### Records
####

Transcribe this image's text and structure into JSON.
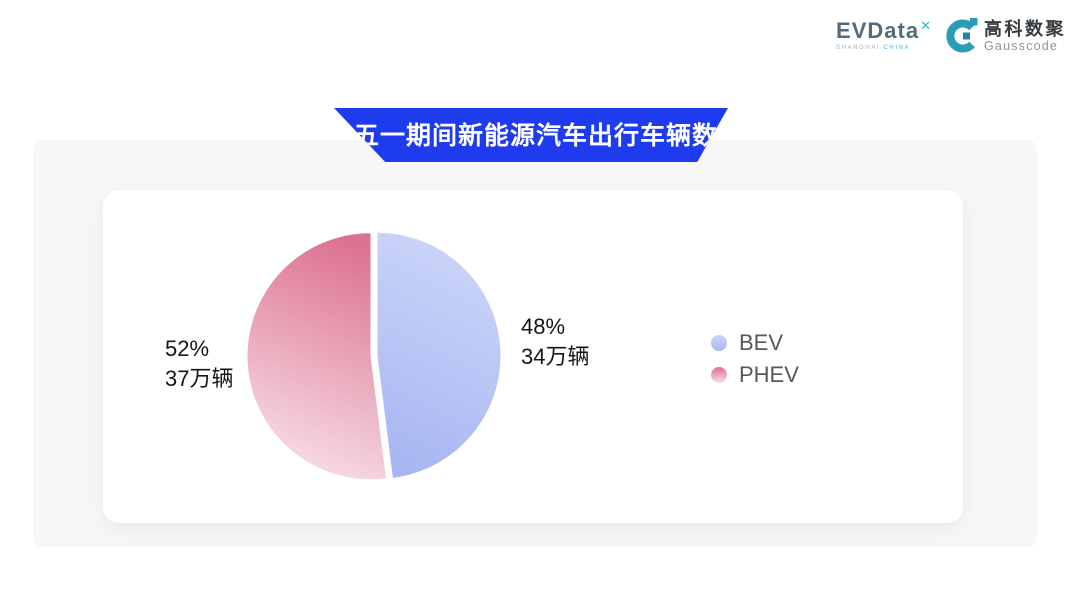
{
  "header": {
    "evdata": {
      "name": "EVData",
      "mark": "✕",
      "tagline_left": "SHANGHAI",
      "tagline_right": "CHINA"
    },
    "gausscode": {
      "cn": "高科数聚",
      "en": "Gausscode"
    }
  },
  "chart_data": {
    "type": "pie",
    "title": "五一期间新能源汽车出行车辆数",
    "unit": "万辆",
    "start_angle_deg": 0,
    "direction": "clockwise",
    "legend_position": "right",
    "slices": [
      {
        "name": "BEV",
        "percent": 48,
        "value": 34,
        "percent_label": "48%",
        "value_label": "34万辆",
        "gradient": [
          "#ccd6f9",
          "#a8b6f2"
        ]
      },
      {
        "name": "PHEV",
        "percent": 52,
        "value": 37,
        "percent_label": "52%",
        "value_label": "37万辆",
        "gradient": [
          "#dd7190",
          "#f7e0e7"
        ]
      }
    ]
  },
  "colors": {
    "banner_blue": "#1f3bee",
    "panel_gray": "#f7f7f9",
    "card_white": "#ffffff",
    "label_text": "#161616",
    "legend_text": "#54575c",
    "logo_teal": "#2b9db8",
    "evdata_slate": "#566b7a"
  }
}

####

Reproduce all of the entries word for word, skipping any pictures they hold.

Transcribe this image's text and structure into JSON.
{
  "header": {
    "evdata": {
      "name": "EVData",
      "mark": "✕",
      "tagline_left": "SHANGHAI",
      "tagline_right": "CHINA"
    },
    "gausscode": {
      "cn": "高科数聚",
      "en": "Gausscode"
    }
  },
  "chart_data": {
    "type": "pie",
    "title": "五一期间新能源汽车出行车辆数",
    "unit": "万辆",
    "start_angle_deg": 0,
    "direction": "clockwise",
    "legend_position": "right",
    "slices": [
      {
        "name": "BEV",
        "percent": 48,
        "value": 34,
        "percent_label": "48%",
        "value_label": "34万辆",
        "gradient": [
          "#ccd6f9",
          "#a8b6f2"
        ]
      },
      {
        "name": "PHEV",
        "percent": 52,
        "value": 37,
        "percent_label": "52%",
        "value_label": "37万辆",
        "gradient": [
          "#dd7190",
          "#f7e0e7"
        ]
      }
    ]
  },
  "colors": {
    "banner_blue": "#1f3bee",
    "panel_gray": "#f7f7f9",
    "card_white": "#ffffff",
    "label_text": "#161616",
    "legend_text": "#54575c",
    "logo_teal": "#2b9db8",
    "evdata_slate": "#566b7a"
  }
}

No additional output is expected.